• **WHAT IS NEEDED**:
Return, word for word, the lines of the records below that start with the line containing "description-line-1: BRUSH CUTTER" and continue through the line containing "parts-table-header-qty: QTY bbox=[1074, 672, 1147, 703]", including both of those lines.

Saved entries
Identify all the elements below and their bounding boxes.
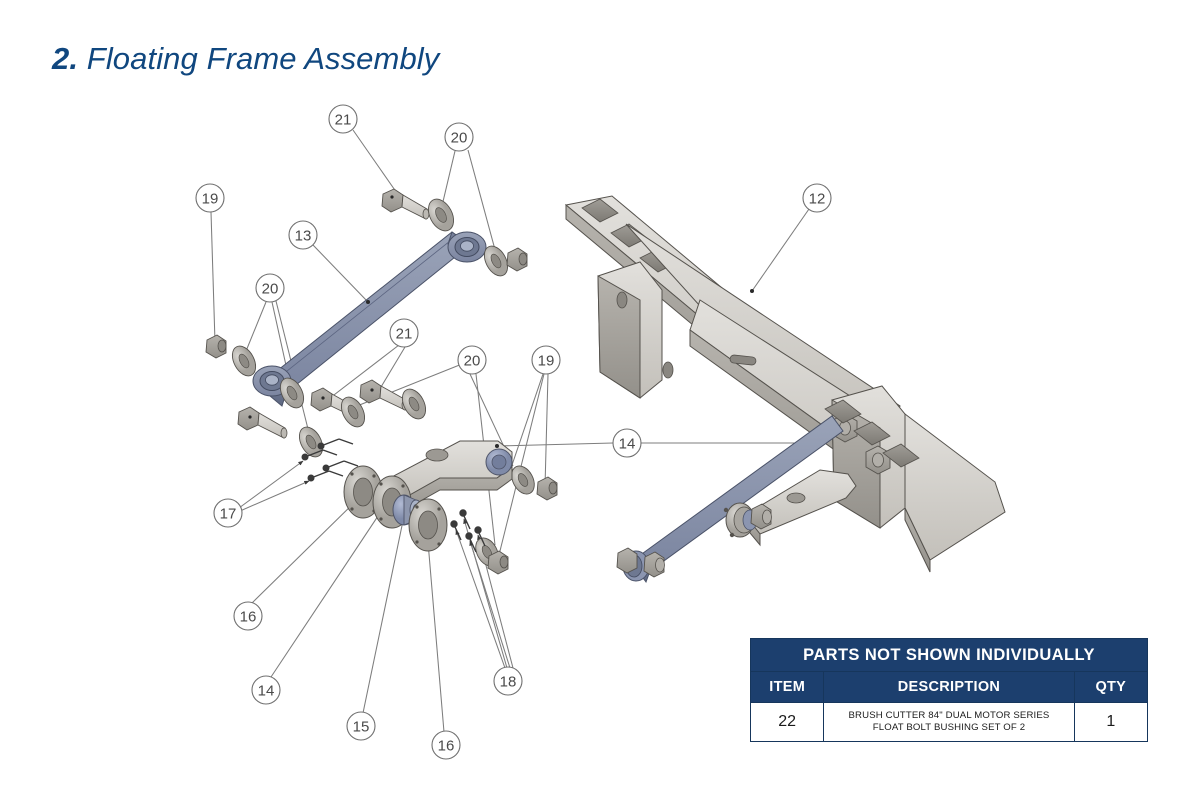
description-line-1: BRUSH CUTTER 84" DUAL MOTOR SERIES bbox=[824, 710, 1073, 722]
balloon-label: 21 bbox=[335, 112, 352, 129]
balloon-label: 17 bbox=[220, 506, 237, 523]
balloon-callout-12[interactable]: 12 bbox=[803, 184, 831, 212]
part-bolt-18-b bbox=[460, 510, 470, 529]
balloon-label: 20 bbox=[464, 353, 481, 370]
part-bolt-18-c bbox=[466, 533, 476, 552]
part-bolt-21-top bbox=[382, 189, 429, 219]
balloon-label: 13 bbox=[295, 228, 312, 245]
balloon-callout-18[interactable]: 18 bbox=[494, 667, 522, 695]
balloon-label: 12 bbox=[809, 191, 826, 208]
balloon-label: 19 bbox=[202, 191, 219, 208]
balloon-label: 18 bbox=[500, 674, 517, 691]
part-nut-19-c bbox=[537, 477, 557, 500]
balloon-callout-20[interactable]: 20 bbox=[256, 274, 284, 302]
balloon-label: 20 bbox=[451, 130, 468, 147]
part-flange-16-right bbox=[409, 499, 447, 551]
balloon-callout-20[interactable]: 20 bbox=[458, 346, 486, 374]
part-bolt-21-mid-a bbox=[238, 407, 287, 438]
balloon-label: 15 bbox=[353, 719, 370, 736]
parts-table-header-qty: QTY bbox=[1074, 672, 1147, 703]
part-bolt-17-b bbox=[323, 461, 358, 471]
parts-table-header-description: DESCRIPTION bbox=[824, 672, 1074, 703]
parts-table-cell-item: 22 bbox=[751, 703, 824, 742]
parts-table-cell-qty: 1 bbox=[1074, 703, 1147, 742]
part-nut-19-b bbox=[507, 248, 527, 271]
balloon-label: 16 bbox=[438, 738, 455, 755]
balloon-callouts: 21201913122021201914171614181516 bbox=[196, 105, 831, 759]
part-bolt-18-a bbox=[451, 521, 461, 540]
table-row: 22 BRUSH CUTTER 84" DUAL MOTOR SERIES FL… bbox=[751, 703, 1148, 742]
balloon-label: 14 bbox=[258, 683, 275, 700]
parts-table-cell-description: BRUSH CUTTER 84" DUAL MOTOR SERIES FLOAT… bbox=[824, 703, 1074, 742]
part-nut-19-a bbox=[206, 335, 226, 358]
balloon-label: 21 bbox=[396, 326, 413, 343]
balloon-callout-15[interactable]: 15 bbox=[347, 712, 375, 740]
balloon-callout-14[interactable]: 14 bbox=[613, 429, 641, 457]
balloon-callout-17[interactable]: 17 bbox=[214, 499, 242, 527]
parts-not-shown-table: PARTS NOT SHOWN INDIVIDUALLY ITEM DESCRI… bbox=[750, 638, 1148, 742]
description-line-2: FLOAT BOLT BUSHING SET OF 2 bbox=[824, 722, 1073, 734]
balloon-callout-19[interactable]: 19 bbox=[532, 346, 560, 374]
balloon-callout-21[interactable]: 21 bbox=[329, 105, 357, 133]
balloon-label: 20 bbox=[262, 281, 279, 298]
balloon-label: 16 bbox=[240, 609, 257, 626]
balloon-callout-20[interactable]: 20 bbox=[445, 123, 473, 151]
balloon-callout-16[interactable]: 16 bbox=[432, 731, 460, 759]
balloon-label: 19 bbox=[538, 353, 555, 370]
balloon-label: 14 bbox=[619, 436, 636, 453]
balloon-callout-14[interactable]: 14 bbox=[252, 676, 280, 704]
balloon-callout-21[interactable]: 21 bbox=[390, 319, 418, 347]
parts-table-header-item: ITEM bbox=[751, 672, 824, 703]
part-bolt-17-a bbox=[318, 439, 353, 449]
balloon-callout-13[interactable]: 13 bbox=[289, 221, 317, 249]
parts-diagram-page: 2. Floating Frame Assembly bbox=[0, 0, 1200, 800]
balloon-callout-19[interactable]: 19 bbox=[196, 184, 224, 212]
parts-table-title: PARTS NOT SHOWN INDIVIDUALLY bbox=[751, 639, 1148, 672]
balloon-callout-16[interactable]: 16 bbox=[234, 602, 262, 630]
part-grease-fitting-17-b bbox=[308, 471, 343, 481]
part-bolt-21-mid-c bbox=[360, 380, 408, 410]
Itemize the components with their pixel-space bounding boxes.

• **ANSWER BELOW**:
description-line-1: BRUSH CUTTER 84" DUAL MOTOR SERIES bbox=[824, 710, 1073, 722]
balloon-label: 21 bbox=[335, 112, 352, 129]
balloon-label: 17 bbox=[220, 506, 237, 523]
balloon-callout-12[interactable]: 12 bbox=[803, 184, 831, 212]
part-bolt-18-b bbox=[460, 510, 470, 529]
balloon-label: 20 bbox=[464, 353, 481, 370]
part-bolt-18-c bbox=[466, 533, 476, 552]
part-bolt-21-top bbox=[382, 189, 429, 219]
balloon-label: 13 bbox=[295, 228, 312, 245]
balloon-callout-18[interactable]: 18 bbox=[494, 667, 522, 695]
balloon-label: 12 bbox=[809, 191, 826, 208]
balloon-label: 19 bbox=[202, 191, 219, 208]
balloon-label: 18 bbox=[500, 674, 517, 691]
part-nut-19-c bbox=[537, 477, 557, 500]
balloon-callout-20[interactable]: 20 bbox=[256, 274, 284, 302]
balloon-label: 20 bbox=[451, 130, 468, 147]
part-flange-16-right bbox=[409, 499, 447, 551]
balloon-callout-20[interactable]: 20 bbox=[458, 346, 486, 374]
part-bolt-21-mid-a bbox=[238, 407, 287, 438]
balloon-label: 15 bbox=[353, 719, 370, 736]
parts-table-header-qty: QTY bbox=[1074, 672, 1147, 703]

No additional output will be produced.